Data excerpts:
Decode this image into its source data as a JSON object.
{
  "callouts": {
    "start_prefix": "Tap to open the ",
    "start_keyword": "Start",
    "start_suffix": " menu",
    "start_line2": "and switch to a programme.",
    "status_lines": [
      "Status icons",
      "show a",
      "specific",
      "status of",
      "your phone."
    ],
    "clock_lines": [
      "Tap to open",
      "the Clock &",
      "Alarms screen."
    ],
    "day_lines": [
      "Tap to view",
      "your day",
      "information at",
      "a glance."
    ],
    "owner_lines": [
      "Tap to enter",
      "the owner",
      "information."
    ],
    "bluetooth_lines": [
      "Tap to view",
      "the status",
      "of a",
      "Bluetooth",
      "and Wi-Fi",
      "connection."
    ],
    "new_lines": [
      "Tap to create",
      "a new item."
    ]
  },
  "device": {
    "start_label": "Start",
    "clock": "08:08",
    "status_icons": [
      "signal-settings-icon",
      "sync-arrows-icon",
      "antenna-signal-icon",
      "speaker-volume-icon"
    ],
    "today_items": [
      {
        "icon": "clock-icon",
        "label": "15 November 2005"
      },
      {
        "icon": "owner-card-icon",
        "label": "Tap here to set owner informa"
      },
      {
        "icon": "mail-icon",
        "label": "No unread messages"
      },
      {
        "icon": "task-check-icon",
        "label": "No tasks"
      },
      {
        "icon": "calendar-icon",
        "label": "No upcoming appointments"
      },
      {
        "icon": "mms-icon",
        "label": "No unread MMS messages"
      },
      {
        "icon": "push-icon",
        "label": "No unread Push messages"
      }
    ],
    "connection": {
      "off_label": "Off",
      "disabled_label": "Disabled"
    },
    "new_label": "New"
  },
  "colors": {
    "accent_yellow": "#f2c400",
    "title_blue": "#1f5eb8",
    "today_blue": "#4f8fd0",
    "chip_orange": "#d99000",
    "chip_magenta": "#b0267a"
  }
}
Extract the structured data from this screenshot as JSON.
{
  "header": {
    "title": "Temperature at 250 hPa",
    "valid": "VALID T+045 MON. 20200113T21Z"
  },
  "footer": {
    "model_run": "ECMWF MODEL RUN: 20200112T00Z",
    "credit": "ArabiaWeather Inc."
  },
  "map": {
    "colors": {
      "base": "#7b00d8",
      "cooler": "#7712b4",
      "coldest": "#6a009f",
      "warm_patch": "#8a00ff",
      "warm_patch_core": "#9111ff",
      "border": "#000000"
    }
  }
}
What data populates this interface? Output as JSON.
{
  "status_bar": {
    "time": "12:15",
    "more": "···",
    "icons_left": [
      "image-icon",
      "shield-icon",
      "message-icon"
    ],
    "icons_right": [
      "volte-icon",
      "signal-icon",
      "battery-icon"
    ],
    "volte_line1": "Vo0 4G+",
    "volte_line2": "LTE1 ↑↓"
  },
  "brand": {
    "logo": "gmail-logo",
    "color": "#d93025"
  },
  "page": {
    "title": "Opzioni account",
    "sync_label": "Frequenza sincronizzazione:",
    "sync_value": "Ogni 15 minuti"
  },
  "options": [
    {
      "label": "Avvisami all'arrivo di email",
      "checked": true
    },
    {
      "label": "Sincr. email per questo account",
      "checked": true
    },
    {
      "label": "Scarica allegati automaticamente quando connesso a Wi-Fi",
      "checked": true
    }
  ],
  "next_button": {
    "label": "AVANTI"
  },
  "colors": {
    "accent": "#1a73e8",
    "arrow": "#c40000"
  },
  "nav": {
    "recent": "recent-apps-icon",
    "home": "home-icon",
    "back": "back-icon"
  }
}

Problem description:
Reproduce the material precisely, including every line.

Exercise result:
Decode this image into its source data as a JSON object.
{
  "callouts": {
    "start_prefix": "Tap to open the ",
    "start_keyword": "Start",
    "start_suffix": " menu",
    "start_line2": "and switch to a programme.",
    "status_lines": [
      "Status icons",
      "show a",
      "specific",
      "status of",
      "your phone."
    ],
    "clock_lines": [
      "Tap to open",
      "the Clock &",
      "Alarms screen."
    ],
    "day_lines": [
      "Tap to view",
      "your day",
      "information at",
      "a glance."
    ],
    "owner_lines": [
      "Tap to enter",
      "the owner",
      "information."
    ],
    "bluetooth_lines": [
      "Tap to view",
      "the status",
      "of a",
      "Bluetooth",
      "and Wi-Fi",
      "connection."
    ],
    "new_lines": [
      "Tap to create",
      "a new item."
    ]
  },
  "device": {
    "start_label": "Start",
    "clock": "08:08",
    "status_icons": [
      "signal-settings-icon",
      "sync-arrows-icon",
      "antenna-signal-icon",
      "speaker-volume-icon"
    ],
    "today_items": [
      {
        "icon": "clock-icon",
        "label": "15 November 2005"
      },
      {
        "icon": "owner-card-icon",
        "label": "Tap here to set owner informa"
      },
      {
        "icon": "mail-icon",
        "label": "No unread messages"
      },
      {
        "icon": "task-check-icon",
        "label": "No tasks"
      },
      {
        "icon": "calendar-icon",
        "label": "No upcoming appointments"
      },
      {
        "icon": "mms-icon",
        "label": "No unread MMS messages"
      },
      {
        "icon": "push-icon",
        "label": "No unread Push messages"
      }
    ],
    "connection": {
      "off_label": "Off",
      "disabled_label": "Disabled"
    },
    "new_label": "New"
  },
  "colors": {
    "accent_yellow": "#f2c400",
    "title_blue": "#1f5eb8",
    "today_blue": "#4f8fd0",
    "chip_orange": "#d99000",
    "chip_magenta": "#b0267a"
  }
}
Extract the structured data from this screenshot as JSON.
{
  "header": {
    "title": "Temperature at 250 hPa",
    "valid": "VALID T+045 MON. 20200113T21Z"
  },
  "footer": {
    "model_run": "ECMWF MODEL RUN: 20200112T00Z",
    "credit": "ArabiaWeather Inc."
  },
  "map": {
    "colors": {
      "base": "#7b00d8",
      "cooler": "#7712b4",
      "coldest": "#6a009f",
      "warm_patch": "#8a00ff",
      "warm_patch_core": "#9111ff",
      "border": "#000000"
    }
  }
}
What data populates this interface? Output as JSON.
{
  "status_bar": {
    "time": "12:15",
    "more": "···",
    "icons_left": [
      "image-icon",
      "shield-icon",
      "message-icon"
    ],
    "icons_right": [
      "volte-icon",
      "signal-icon",
      "battery-icon"
    ],
    "volte_line1": "Vo0 4G+",
    "volte_line2": "LTE1 ↑↓"
  },
  "brand": {
    "logo": "gmail-logo",
    "color": "#d93025"
  },
  "page": {
    "title": "Opzioni account",
    "sync_label": "Frequenza sincronizzazione:",
    "sync_value": "Ogni 15 minuti"
  },
  "options": [
    {
      "label": "Avvisami all'arrivo di email",
      "checked": true
    },
    {
      "label": "Sincr. email per questo account",
      "checked": true
    },
    {
      "label": "Scarica allegati automaticamente quando connesso a Wi-Fi",
      "checked": true
    }
  ],
  "next_button": {
    "label": "AVANTI"
  },
  "colors": {
    "accent": "#1a73e8",
    "arrow": "#c40000"
  },
  "nav": {
    "recent": "recent-apps-icon",
    "home": "home-icon",
    "back": "back-icon"
  }
}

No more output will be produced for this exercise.